Count every line in the entries that follow where the word "Вправа" appears, then state only the total.

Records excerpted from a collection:
------------

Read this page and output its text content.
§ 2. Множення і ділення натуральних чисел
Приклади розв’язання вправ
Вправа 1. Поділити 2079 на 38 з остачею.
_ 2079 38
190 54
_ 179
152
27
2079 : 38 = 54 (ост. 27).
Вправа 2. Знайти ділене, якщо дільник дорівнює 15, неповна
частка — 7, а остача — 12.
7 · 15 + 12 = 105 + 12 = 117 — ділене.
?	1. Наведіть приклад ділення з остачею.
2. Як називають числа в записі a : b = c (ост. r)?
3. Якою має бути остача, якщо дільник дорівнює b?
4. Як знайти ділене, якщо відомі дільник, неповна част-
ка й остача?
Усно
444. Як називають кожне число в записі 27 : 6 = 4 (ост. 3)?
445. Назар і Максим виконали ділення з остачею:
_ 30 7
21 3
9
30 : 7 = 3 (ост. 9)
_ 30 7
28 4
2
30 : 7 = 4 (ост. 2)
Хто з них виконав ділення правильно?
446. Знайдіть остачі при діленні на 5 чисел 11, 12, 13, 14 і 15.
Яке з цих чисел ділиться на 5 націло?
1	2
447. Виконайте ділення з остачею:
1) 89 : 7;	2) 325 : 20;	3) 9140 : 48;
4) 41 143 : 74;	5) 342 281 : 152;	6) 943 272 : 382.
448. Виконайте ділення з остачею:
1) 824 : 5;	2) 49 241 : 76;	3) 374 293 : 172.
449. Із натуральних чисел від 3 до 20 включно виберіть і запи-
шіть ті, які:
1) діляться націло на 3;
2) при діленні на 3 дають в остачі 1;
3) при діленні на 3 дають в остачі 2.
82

------------

**TASK RESULT**
2